**Task directions**
Return the number of lines that include the string "được", without any other text.

**Records**
****************

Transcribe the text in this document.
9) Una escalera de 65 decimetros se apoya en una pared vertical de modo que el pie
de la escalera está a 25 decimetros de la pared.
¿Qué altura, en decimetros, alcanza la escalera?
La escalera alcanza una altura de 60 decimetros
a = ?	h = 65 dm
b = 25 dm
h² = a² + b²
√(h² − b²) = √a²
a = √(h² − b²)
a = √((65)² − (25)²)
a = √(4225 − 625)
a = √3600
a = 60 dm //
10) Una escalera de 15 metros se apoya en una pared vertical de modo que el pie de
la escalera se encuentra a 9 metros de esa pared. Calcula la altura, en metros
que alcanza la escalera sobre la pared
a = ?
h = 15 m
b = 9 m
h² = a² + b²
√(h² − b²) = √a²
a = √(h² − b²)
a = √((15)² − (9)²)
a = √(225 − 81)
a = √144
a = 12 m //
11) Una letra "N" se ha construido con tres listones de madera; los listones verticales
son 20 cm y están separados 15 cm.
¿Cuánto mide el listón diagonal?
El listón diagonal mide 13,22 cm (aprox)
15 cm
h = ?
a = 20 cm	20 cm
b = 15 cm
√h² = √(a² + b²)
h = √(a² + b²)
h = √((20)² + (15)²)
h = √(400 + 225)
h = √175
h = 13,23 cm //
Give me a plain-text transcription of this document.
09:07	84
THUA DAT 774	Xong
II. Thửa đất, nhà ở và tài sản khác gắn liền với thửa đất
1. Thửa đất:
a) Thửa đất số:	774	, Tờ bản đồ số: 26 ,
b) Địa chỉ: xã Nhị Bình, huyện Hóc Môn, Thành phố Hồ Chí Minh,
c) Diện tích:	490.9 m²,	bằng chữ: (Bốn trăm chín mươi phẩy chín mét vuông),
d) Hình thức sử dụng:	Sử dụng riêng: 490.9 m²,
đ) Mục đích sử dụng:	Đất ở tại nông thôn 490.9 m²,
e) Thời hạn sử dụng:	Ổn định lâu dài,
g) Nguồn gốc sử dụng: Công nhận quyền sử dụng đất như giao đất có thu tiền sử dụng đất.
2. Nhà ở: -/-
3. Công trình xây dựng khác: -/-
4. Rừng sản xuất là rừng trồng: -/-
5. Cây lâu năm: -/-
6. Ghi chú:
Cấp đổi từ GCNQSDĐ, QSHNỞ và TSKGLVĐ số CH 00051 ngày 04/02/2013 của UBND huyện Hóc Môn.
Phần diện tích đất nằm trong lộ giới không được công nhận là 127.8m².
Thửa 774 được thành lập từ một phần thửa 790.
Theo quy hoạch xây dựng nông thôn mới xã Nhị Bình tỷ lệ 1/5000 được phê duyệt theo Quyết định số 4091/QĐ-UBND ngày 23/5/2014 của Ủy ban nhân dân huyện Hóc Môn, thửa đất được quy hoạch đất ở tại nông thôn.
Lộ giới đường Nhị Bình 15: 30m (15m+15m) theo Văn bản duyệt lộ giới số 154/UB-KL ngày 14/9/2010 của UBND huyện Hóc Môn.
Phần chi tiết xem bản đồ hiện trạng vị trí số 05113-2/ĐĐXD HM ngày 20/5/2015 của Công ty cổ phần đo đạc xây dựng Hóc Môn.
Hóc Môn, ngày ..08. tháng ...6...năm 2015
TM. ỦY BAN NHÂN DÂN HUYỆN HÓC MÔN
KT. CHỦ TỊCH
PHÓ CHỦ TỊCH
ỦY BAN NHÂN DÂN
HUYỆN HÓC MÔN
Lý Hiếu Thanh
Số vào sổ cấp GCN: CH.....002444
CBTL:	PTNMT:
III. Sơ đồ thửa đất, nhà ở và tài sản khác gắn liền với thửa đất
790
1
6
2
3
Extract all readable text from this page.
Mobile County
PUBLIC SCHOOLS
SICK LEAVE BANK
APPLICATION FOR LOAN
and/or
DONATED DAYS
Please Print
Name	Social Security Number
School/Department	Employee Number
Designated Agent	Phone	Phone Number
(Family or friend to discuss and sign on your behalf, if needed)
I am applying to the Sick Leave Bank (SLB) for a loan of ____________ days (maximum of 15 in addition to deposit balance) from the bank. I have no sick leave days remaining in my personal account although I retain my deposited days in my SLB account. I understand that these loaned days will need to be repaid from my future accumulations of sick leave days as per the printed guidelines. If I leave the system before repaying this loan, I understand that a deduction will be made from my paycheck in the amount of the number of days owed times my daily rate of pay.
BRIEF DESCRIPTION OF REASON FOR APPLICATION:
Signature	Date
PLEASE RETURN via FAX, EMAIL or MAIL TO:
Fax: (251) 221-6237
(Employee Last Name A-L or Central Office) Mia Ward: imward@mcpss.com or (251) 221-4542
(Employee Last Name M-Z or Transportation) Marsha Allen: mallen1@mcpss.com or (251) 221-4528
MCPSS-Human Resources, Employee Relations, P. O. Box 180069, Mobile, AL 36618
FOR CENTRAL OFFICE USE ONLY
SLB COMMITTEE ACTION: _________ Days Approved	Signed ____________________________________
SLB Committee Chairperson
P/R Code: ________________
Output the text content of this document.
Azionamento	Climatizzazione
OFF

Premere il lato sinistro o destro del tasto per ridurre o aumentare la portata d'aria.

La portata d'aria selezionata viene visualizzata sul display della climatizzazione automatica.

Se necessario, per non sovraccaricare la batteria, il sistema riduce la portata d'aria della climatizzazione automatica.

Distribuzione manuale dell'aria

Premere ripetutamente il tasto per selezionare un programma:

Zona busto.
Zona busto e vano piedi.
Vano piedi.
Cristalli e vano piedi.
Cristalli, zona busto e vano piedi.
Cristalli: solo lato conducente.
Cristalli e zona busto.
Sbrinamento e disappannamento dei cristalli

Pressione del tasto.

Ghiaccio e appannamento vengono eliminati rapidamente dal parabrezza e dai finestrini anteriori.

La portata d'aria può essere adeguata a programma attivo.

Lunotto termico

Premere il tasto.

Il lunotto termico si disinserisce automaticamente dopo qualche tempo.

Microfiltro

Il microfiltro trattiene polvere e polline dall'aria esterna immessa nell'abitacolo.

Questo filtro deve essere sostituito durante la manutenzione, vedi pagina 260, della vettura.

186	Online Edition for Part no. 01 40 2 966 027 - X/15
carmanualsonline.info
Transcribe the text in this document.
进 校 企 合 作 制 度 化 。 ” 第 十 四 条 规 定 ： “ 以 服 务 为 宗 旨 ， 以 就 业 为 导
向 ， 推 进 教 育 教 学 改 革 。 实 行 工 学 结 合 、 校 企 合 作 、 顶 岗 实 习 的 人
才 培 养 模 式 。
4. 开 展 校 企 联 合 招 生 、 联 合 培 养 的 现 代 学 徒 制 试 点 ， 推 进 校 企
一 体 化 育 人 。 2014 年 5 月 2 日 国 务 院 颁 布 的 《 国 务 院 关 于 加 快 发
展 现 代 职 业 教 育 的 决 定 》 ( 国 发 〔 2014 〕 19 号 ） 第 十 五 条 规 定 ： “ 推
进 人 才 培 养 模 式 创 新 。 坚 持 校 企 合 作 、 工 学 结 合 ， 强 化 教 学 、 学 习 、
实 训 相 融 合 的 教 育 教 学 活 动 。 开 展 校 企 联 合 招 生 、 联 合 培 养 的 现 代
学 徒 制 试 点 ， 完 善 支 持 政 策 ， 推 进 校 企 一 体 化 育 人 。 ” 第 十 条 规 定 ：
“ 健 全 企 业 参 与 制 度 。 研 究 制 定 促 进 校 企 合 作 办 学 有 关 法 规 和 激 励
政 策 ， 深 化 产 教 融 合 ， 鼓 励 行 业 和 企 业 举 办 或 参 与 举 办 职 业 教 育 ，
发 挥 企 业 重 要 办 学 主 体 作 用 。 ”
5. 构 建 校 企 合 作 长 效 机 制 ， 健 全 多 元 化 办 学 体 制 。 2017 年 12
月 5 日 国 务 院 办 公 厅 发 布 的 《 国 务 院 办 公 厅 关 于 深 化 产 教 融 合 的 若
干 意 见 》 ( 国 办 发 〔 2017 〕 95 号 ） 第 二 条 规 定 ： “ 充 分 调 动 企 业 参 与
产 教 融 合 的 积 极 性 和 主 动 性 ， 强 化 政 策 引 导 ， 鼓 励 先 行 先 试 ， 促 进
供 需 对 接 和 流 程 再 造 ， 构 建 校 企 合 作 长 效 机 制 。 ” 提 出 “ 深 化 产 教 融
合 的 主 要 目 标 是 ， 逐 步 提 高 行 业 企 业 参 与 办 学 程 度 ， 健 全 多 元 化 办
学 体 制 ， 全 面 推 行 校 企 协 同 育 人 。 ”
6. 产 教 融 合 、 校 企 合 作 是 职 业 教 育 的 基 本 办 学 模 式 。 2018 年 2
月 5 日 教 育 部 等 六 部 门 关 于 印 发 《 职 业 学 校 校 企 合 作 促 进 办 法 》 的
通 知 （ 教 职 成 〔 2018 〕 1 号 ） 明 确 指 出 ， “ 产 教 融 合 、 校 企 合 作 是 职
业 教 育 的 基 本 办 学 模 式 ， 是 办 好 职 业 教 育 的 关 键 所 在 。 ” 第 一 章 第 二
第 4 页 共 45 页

****************

**The response**
3